YOUR TASK
Without altering anything, output the material below.

-- BEGIN RECORDS FOR THIS EXERCISE --

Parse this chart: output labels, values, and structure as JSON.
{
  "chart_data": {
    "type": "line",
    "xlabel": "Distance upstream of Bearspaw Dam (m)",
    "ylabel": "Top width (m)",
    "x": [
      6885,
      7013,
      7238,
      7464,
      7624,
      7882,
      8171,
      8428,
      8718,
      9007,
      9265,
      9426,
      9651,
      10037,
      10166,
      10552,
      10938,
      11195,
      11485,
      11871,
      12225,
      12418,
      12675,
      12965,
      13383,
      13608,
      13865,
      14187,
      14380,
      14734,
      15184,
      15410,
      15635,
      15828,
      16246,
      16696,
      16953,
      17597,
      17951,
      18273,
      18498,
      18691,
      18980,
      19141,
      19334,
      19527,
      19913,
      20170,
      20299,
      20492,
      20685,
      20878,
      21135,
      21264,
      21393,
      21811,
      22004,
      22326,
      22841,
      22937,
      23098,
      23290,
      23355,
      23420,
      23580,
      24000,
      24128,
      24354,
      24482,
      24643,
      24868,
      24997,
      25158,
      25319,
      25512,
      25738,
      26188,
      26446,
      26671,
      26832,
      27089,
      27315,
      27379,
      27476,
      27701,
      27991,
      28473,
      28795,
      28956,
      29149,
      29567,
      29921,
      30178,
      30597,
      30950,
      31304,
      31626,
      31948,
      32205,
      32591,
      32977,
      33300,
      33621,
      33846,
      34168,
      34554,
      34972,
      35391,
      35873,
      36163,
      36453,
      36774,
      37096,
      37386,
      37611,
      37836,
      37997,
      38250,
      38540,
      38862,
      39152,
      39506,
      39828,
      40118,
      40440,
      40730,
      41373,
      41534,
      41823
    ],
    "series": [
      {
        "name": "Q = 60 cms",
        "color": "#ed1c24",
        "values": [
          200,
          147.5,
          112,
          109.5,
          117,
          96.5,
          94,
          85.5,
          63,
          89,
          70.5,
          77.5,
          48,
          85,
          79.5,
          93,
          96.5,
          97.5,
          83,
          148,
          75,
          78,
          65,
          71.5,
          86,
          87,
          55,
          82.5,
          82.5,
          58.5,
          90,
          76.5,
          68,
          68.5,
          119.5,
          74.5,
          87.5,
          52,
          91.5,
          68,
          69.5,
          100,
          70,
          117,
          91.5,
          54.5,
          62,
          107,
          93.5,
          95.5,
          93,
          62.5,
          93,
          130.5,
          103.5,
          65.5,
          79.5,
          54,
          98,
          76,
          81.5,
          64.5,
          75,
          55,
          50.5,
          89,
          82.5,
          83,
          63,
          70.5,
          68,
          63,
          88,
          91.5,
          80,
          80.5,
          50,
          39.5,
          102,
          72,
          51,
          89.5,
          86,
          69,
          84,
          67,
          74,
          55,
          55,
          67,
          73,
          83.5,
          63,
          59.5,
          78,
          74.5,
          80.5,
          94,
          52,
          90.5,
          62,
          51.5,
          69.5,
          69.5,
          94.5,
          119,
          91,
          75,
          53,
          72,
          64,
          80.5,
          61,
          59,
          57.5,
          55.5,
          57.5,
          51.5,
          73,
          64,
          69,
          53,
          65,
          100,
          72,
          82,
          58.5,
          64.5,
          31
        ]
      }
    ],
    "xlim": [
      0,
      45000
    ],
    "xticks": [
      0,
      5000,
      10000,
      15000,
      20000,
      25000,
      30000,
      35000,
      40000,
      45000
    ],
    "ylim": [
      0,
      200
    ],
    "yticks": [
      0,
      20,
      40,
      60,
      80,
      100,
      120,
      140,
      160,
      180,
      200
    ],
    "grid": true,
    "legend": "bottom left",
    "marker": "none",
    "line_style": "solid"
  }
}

-- END RECORDS FOR THIS EXERCISE --

ANSWER TO THIS TASK
Parse this chart: output labels, values, and structure as JSON.
{
  "chart_data": {
    "type": "line",
    "xlabel": "Distance upstream of Bearspaw Dam (m)",
    "ylabel": "Top width (m)",
    "x": [
      6885,
      7013,
      7238,
      7464,
      7624,
      7882,
      8171,
      8428,
      8718,
      9007,
      9265,
      9426,
      9651,
      10037,
      10166,
      10552,
      10938,
      11195,
      11485,
      11871,
      12225,
      12418,
      12675,
      12965,
      13383,
      13608,
      13865,
      14187,
      14380,
      14734,
      15184,
      15410,
      15635,
      15828,
      16246,
      16696,
      16953,
      17597,
      17951,
      18273,
      18498,
      18691,
      18980,
      19141,
      19334,
      19527,
      19913,
      20170,
      20299,
      20492,
      20685,
      20878,
      21135,
      21264,
      21393,
      21811,
      22004,
      22326,
      22841,
      22937,
      23098,
      23290,
      23355,
      23420,
      23580,
      24000,
      24128,
      24354,
      24482,
      24643,
      24868,
      24997,
      25158,
      25319,
      25512,
      25738,
      26188,
      26446,
      26671,
      26832,
      27089,
      27315,
      27379,
      27476,
      27701,
      27991,
      28473,
      28795,
      28956,
      29149,
      29567,
      29921,
      30178,
      30597,
      30950,
      31304,
      31626,
      31948,
      32205,
      32591,
      32977,
      33300,
      33621,
      33846,
      34168,
      34554,
      34972,
      35391,
      35873,
      36163,
      36453,
      36774,
      37096,
      37386,
      37611,
      37836,
      37997,
      38250,
      38540,
      38862,
      39152,
      39506,
      39828,
      40118,
      40440,
      40730,
      41373,
      41534,
      41823
    ],
    "series": [
      {
        "name": "Q = 60 cms",
        "color": "#ed1c24",
        "values": [
          200,
          147.5,
          112,
          109.5,
          117,
          96.5,
          94,
          85.5,
          63,
          89,
          70.5,
          77.5,
          48,
          85,
          79.5,
          93,
          96.5,
          97.5,
          83,
          148,
          75,
          78,
          65,
          71.5,
          86,
          87,
          55,
          82.5,
          82.5,
          58.5,
          90,
          76.5,
          68,
          68.5,
          119.5,
          74.5,
          87.5,
          52,
          91.5,
          68,
          69.5,
          100,
          70,
          117,
          91.5,
          54.5,
          62,
          107,
          93.5,
          95.5,
          93,
          62.5,
          93,
          130.5,
          103.5,
          65.5,
          79.5,
          54,
          98,
          76,
          81.5,
          64.5,
          75,
          55,
          50.5,
          89,
          82.5,
          83,
          63,
          70.5,
          68,
          63,
          88,
          91.5,
          80,
          80.5,
          50,
          39.5,
          102,
          72,
          51,
          89.5,
          86,
          69,
          84,
          67,
          74,
          55,
          55,
          67,
          73,
          83.5,
          63,
          59.5,
          78,
          74.5,
          80.5,
          94,
          52,
          90.5,
          62,
          51.5,
          69.5,
          69.5,
          94.5,
          119,
          91,
          75,
          53,
          72,
          64,
          80.5,
          61,
          59,
          57.5,
          55.5,
          57.5,
          51.5,
          73,
          64,
          69,
          53,
          65,
          100,
          72,
          82,
          58.5,
          64.5,
          31
        ]
      }
    ],
    "xlim": [
      0,
      45000
    ],
    "xticks": [
      0,
      5000,
      10000,
      15000,
      20000,
      25000,
      30000,
      35000,
      40000,
      45000
    ],
    "ylim": [
      0,
      200
    ],
    "yticks": [
      0,
      20,
      40,
      60,
      80,
      100,
      120,
      140,
      160,
      180,
      200
    ],
    "grid": true,
    "legend": "bottom left",
    "marker": "none",
    "line_style": "solid"
  }
}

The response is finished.